▸ **REQUIREMENT**
Show every line containing "expérience" by copying it.

(Data records)
· · · ·
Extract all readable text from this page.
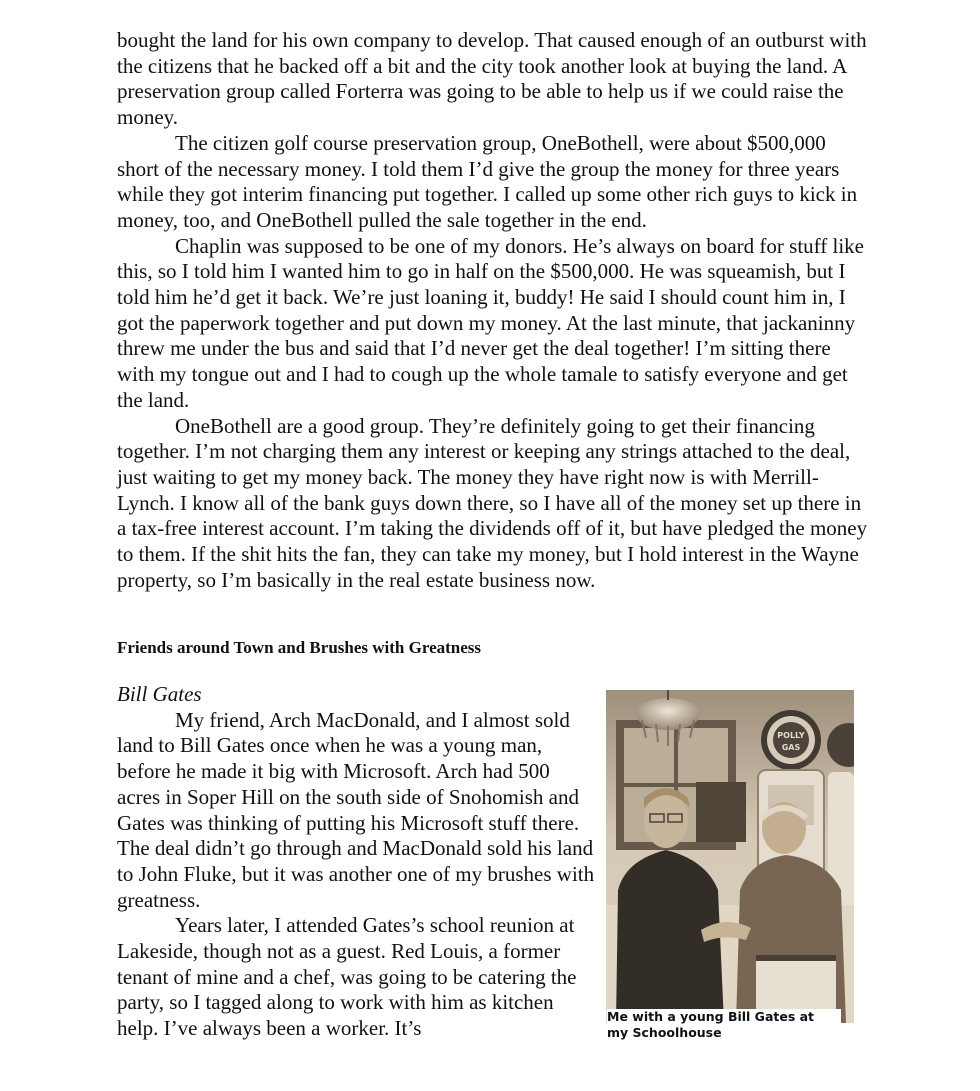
bought the land for his own company to develop. That caused enough of an outburst with the citizens that he backed off a bit and the city took another look at buying the land. A preservation group called Forterra was going to be able to help us if we could raise the money.

The citizen golf course preservation group, OneBothell, were about $500,000 short of the necessary money. I told them I’d give the group the money for three years while they got interim financing put together. I called up some other rich guys to kick in money, too, and OneBothell pulled the sale together in the end.

Chaplin was supposed to be one of my donors. He’s always on board for stuff like this, so I told him I wanted him to go in half on the $500,000. He was squeamish, but I told him he’d get it back. We’re just loaning it, buddy! He said I should count him in, I got the paperwork together and put down my money. At the last minute, that jackaninny threw me under the bus and said that I’d never get the deal together! I’m sitting there with my tongue out and I had to cough up the whole tamale to satisfy everyone and get the land.

OneBothell are a good group. They’re definitely going to get their financing together. I’m not charging them any interest or keeping any strings attached to the deal, just waiting to get my money back. The money they have right now is with Merrill-Lynch. I know all of the bank guys down there, so I have all of the money set up there in a tax-free interest account. I’m taking the dividends off of it, but have pledged the money to them. If the shit hits the fan, they can take my money, but I hold interest in the Wayne property, so I’m basically in the real estate business now.

Friends around Town and Brushes with Greatness

Bill Gates

My friend, Arch MacDonald, and I almost sold land to Bill Gates once when he was a young man, before he made it big with Microsoft. Arch had 500 acres in Soper Hill on the south side of Snohomish and Gates was thinking of putting his Microsoft stuff there. The deal didn’t go through and MacDonald sold his land to John Fluke, but it was another one of my brushes with greatness.

Years later, I attended Gates’s school reunion at Lakeside, though not as a guest. Red Louis, a former tenant of mine and a chef, was going to be catering the party, so I tagged along to work with him as kitchen help. I’ve always been a worker. It’s

POLLY
GAS

Me with a young Bill Gates at my Schoolhouse
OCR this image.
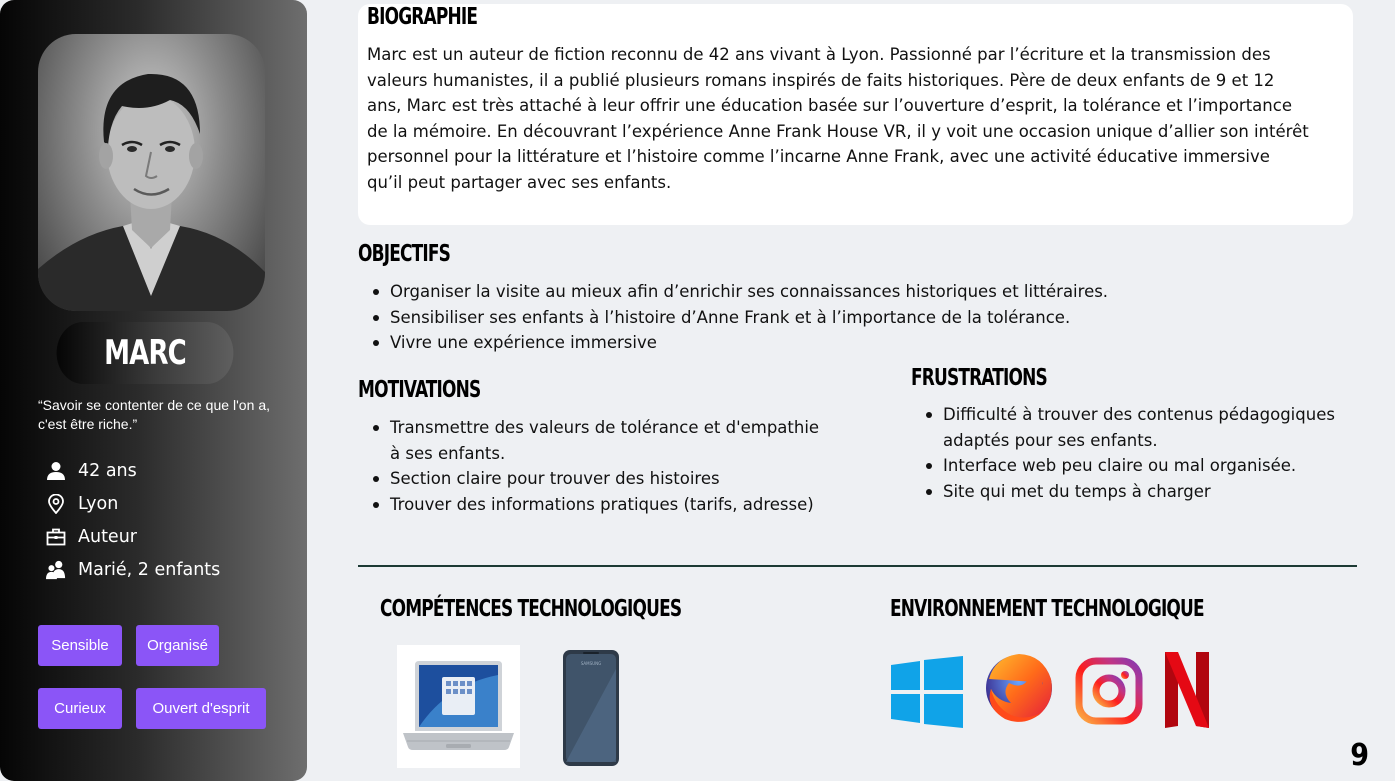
MARC
“Savoir se contenter de ce que l'on a, c'est être riche.”
42 ans
Lyon
Auteur
Marié, 2 enfants
Sensible	Organisé
Curieux	Ouvert d'esprit
BIOGRAPHIE
Marc est un auteur de fiction reconnu de 42 ans vivant à Lyon. Passionné par l’écriture et la transmission des
valeurs humanistes, il a publié plusieurs romans inspirés de faits historiques. Père de deux enfants de 9 et 12
ans, Marc est très attaché à leur offrir une éducation basée sur l’ouverture d’esprit, la tolérance et l’importance
de la mémoire. En découvrant l’expérience Anne Frank House VR, il y voit une occasion unique d’allier son intérêt
personnel pour la littérature et l’histoire comme l’incarne Anne Frank, avec une activité éducative immersive
qu’il peut partager avec ses enfants.
OBJECTIFS
Organiser la visite au mieux afin d’enrichir ses connaissances historiques et littéraires.
Sensibiliser ses enfants à l’histoire d’Anne Frank et à l’importance de la tolérance.
Vivre une expérience immersive
MOTIVATIONS
Transmettre des valeurs de tolérance et d'empathie à ses enfants.
Section claire pour trouver des histoires
Trouver des informations pratiques (tarifs, adresse)
FRUSTRATIONS
Difficulté à trouver des contenus pédagogiques adaptés pour ses enfants.
Interface web peu claire ou mal organisée.
Site qui met du temps à charger
COMPÉTENCES TECHNOLOGIQUES
SAMSUNG
ENVIRONNEMENT TECHNOLOGIQUE
9
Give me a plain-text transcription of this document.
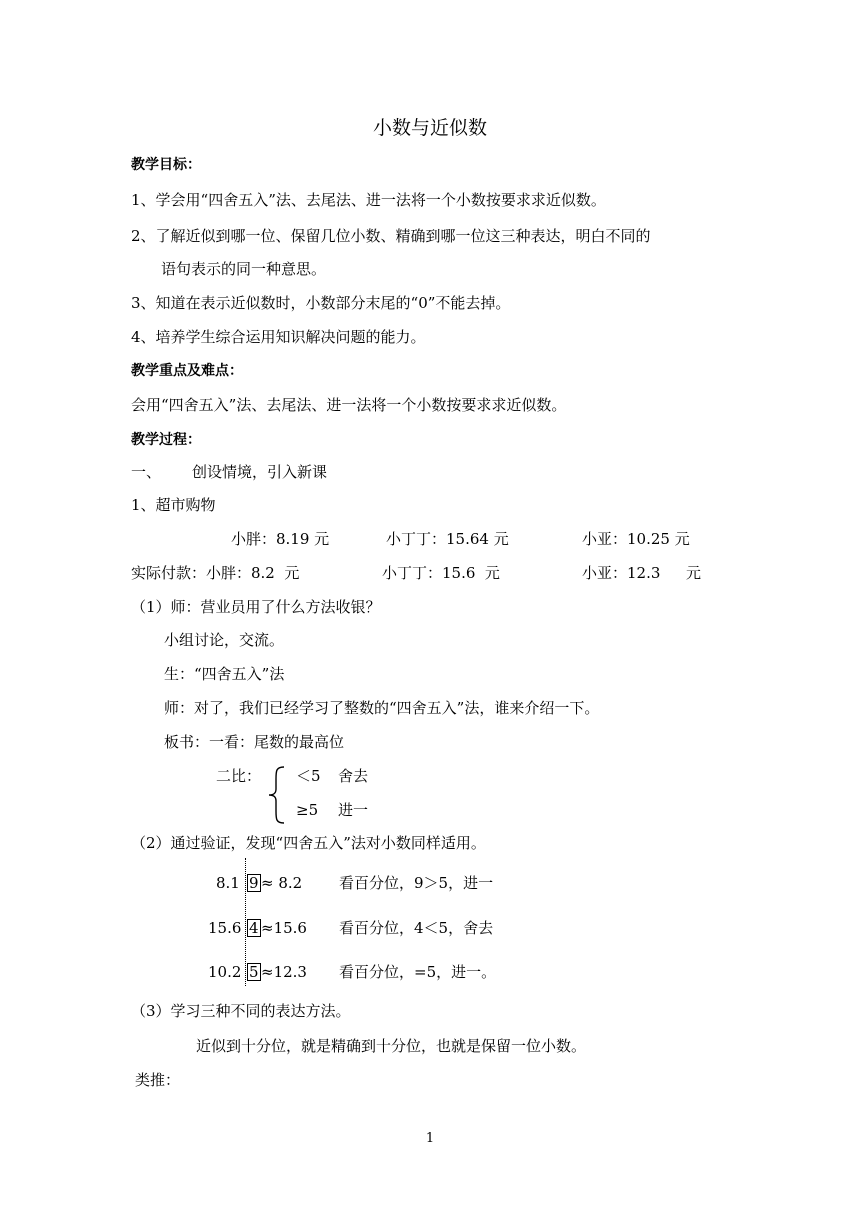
小数与近似数
教学目标：
1、学会用“四舍五入”法、去尾法、进一法将一个小数按要求求近似数。
2、了解近似到哪一位、保留几位小数、精确到哪一位这三种表达，明白不同的
语句表示的同一种意思。
3、知道在表示近似数时，小数部分末尾的“0”不能去掉。
4、培养学生综合运用知识解决问题的能力。
教学重点及难点：
会用“四舍五入”法、去尾法、进一法将一个小数按要求求近似数。
教学过程：
一、 创设情境，引入新课
1、超市购物
小胖：8.19 元	小丁丁：15.64 元	小亚：10.25 元
实际付款：小胖：8.2  元	小丁丁：15.6  元	小亚：12.3 元
（1）师：营业员用了什么方法收银？
小组讨论，交流。
生：“四舍五入”法
师：对了，我们已经学习了整数的“四舍五入”法，谁来介绍一下。
板书：一看：尾数的最高位
二比： ＜5 舍去
≥5 进一
（2）通过验证，发现“四舍五入”法对小数同样适用。
8.1 9 ≈ 8.2 看百分位，9＞5，进一
15.6 4 ≈15.6 看百分位，4＜5，舍去
10.2 5 ≈12.3 看百分位，=5，进一。
（3）学习三种不同的表达方法。
近似到十分位，就是精确到十分位，也就是保留一位小数。
类推：
1
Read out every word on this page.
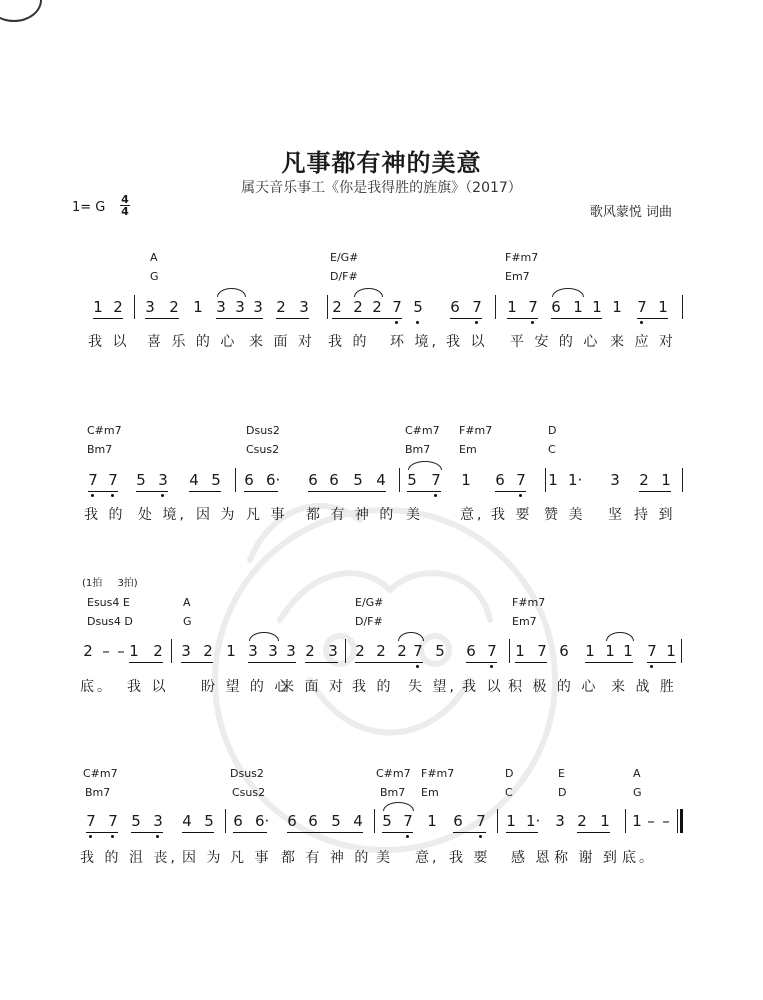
凡事都有神的美意
属天音乐事工《你是我得胜的旌旗》（2017）
1= G
4
4	歌风蒙悦 词曲
(1拍 3拍)
A	E/G#	F#m7
G	D/F#	Em7
1 2 3 2 1 3 3 3 2 3 2 2 2 7 5 6 7 1 7 6 1 1 1 7 1
我 以 喜 乐 的 心 来 面 对 我 的 环 境, 我 以 平 安 的 心 来 应 对
C#m7	Dsus2	C#m7 F#m7	D
Bm7	Csus2	Bm7	Em	C
7 7 5 3 4 5 6 6· 6 6 5 4 5 7 1 6 7 1 1· 3 2 1
我 的 处 境, 因 为 凡 事 都 有 神 的 美	意, 我 要 赞 美 坚 持 到
Esus4 E	A	E/G#	F#m7
Dsus4 D	G	D/F#	Em7
2 – – 1 2 3 2 1 3 3 3 2 3 2 2 2 7 5 6 7 1 7 6 1 1 1 7 1
底。 我 以 盼 望 的 心
来 面 对 我 的 失 望, 我 以 积 极 的 心 来 战 胜
C#m7	Dsus2	C#m7 F#m7	D	E	A
Bm7	Csus2	Bm7 Em	C	D	G
7 7 5 3 4 5 6 6· 6 6 5 4 5 7 1 6 7 1 1· 3 2 1 1 – –
我 的 沮 丧, 因 为 凡 事 都 有 神 的 美 意, 我 要 感 恩 称 谢 到 底。
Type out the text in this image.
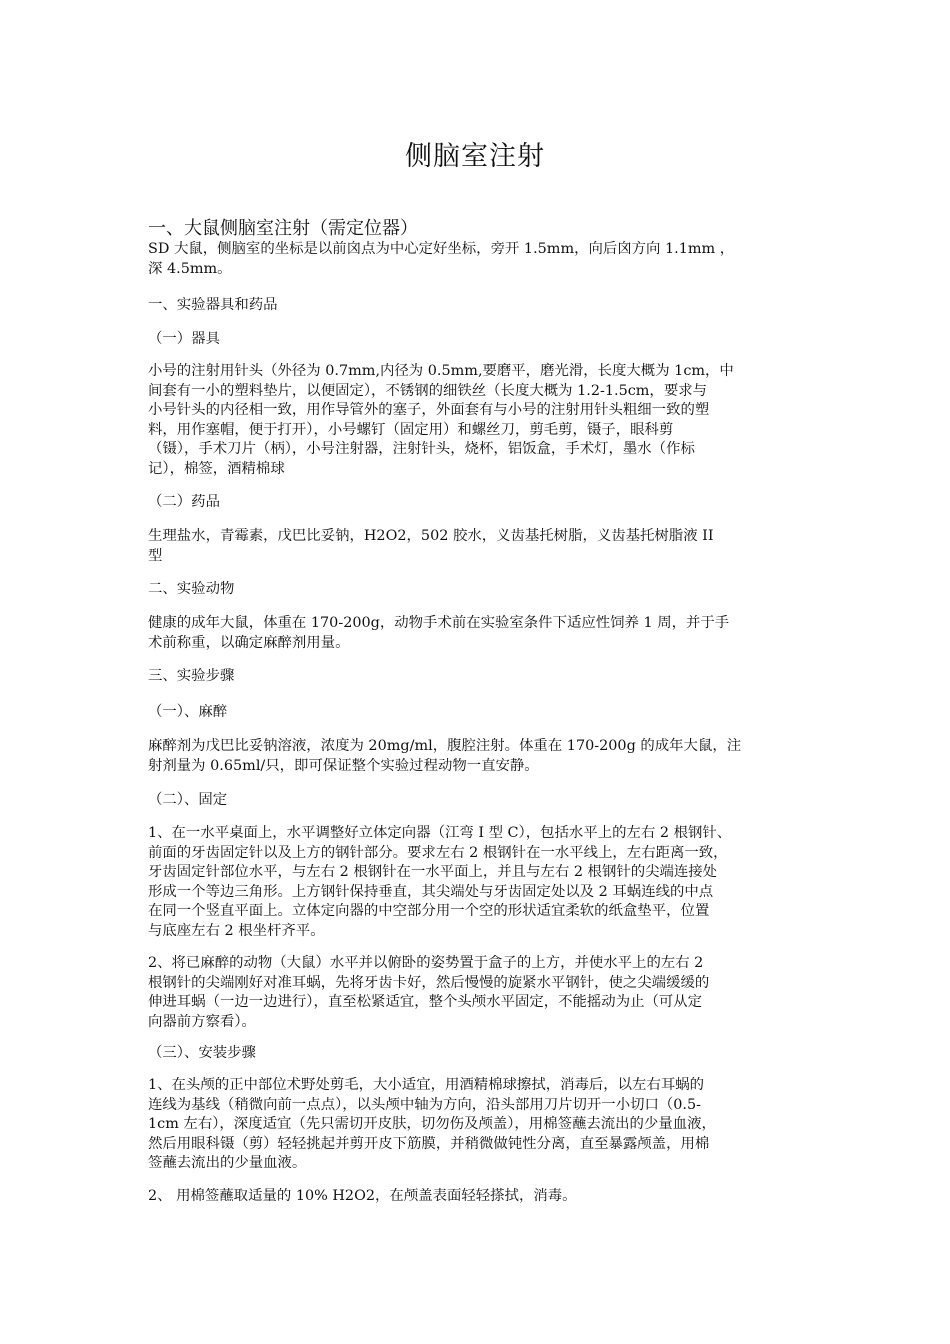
侧脑室注射
一、大鼠侧脑室注射（需定位器）
SD 大鼠，侧脑室的坐标是以前囟点为中心定好坐标，旁开 1.5mm，向后囟方向 1.1mm ，
深 4.5mm。
一、实验器具和药品
（一）器具
小号的注射用针头（外径为 0.7mm,内径为 0.5mm,要磨平，磨光滑，长度大概为 1cm，中
间套有一小的塑料垫片，以便固定），不锈钢的细铁丝（长度大概为 1.2-1.5cm，要求与
小号针头的内径相一致，用作导管外的塞子，外面套有与小号的注射用针头粗细一致的塑
料，用作塞帽，便于打开），小号螺钉（固定用）和螺丝刀，剪毛剪，镊子，眼科剪
（镊），手术刀片（柄），小号注射器，注射针头，烧杯，铝饭盒，手术灯，墨水（作标
记），棉签，酒精棉球
（二）药品
生理盐水，青霉素，戊巴比妥钠，H2O2，502 胶水，义齿基托树脂，义齿基托树脂液 II
型
二、实验动物
健康的成年大鼠，体重在 170-200g，动物手术前在实验室条件下适应性饲养 1 周，并于手
术前称重，以确定麻醉剂用量。
三、实验步骤
（一）、麻醉
麻醉剂为戊巴比妥钠溶液，浓度为 20mg/ml，腹腔注射。体重在 170-200g 的成年大鼠，注
射剂量为 0.65ml/只，即可保证整个实验过程动物一直安静。
（二）、固定
1、在一水平桌面上，水平调整好立体定向器（江弯 I 型 C），包括水平上的左右 2 根钢针、
前面的牙齿固定针以及上方的钢针部分。要求左右 2 根钢针在一水平线上，左右距离一致，
牙齿固定针部位水平，与左右 2 根钢针在一水平面上，并且与左右 2 根钢针的尖端连接处
形成一个等边三角形。上方钢针保持垂直，其尖端处与牙齿固定处以及 2 耳蜗连线的中点
在同一个竖直平面上。立体定向器的中空部分用一个空的形状适宜柔软的纸盒垫平，位置
与底座左右 2 根坐杆齐平。
2、将已麻醉的动物（大鼠）水平并以俯卧的姿势置于盒子的上方，并使水平上的左右 2
根钢针的尖端刚好对准耳蜗，先将牙齿卡好，然后慢慢的旋紧水平钢针，使之尖端缓缓的
伸进耳蜗（一边一边进行），直至松紧适宜，整个头颅水平固定，不能摇动为止（可从定
向器前方察看）。
（三）、安装步骤
1、在头颅的正中部位术野处剪毛，大小适宜，用酒精棉球擦拭，消毒后，以左右耳蜗的
连线为基线（稍微向前一点点），以头颅中轴为方向，沿头部用刀片切开一小切口（0.5-
1cm 左右），深度适宜（先只需切开皮肤，切勿伤及颅盖），用棉签蘸去流出的少量血液，
然后用眼科镊（剪）轻轻挑起并剪开皮下筋膜，并稍微做钝性分离，直至暴露颅盖，用棉
签蘸去流出的少量血液。
2、 用棉签蘸取适量的 10% H2O2，在颅盖表面轻轻搽拭，消毒。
· · · ·
▸ **SOLVED EXERCISE**
de la mémoire. En découvrant l’expérience Anne Frank House VR, il y voit une occasion unique d’allier son intérêt
Vivre une expérience immersive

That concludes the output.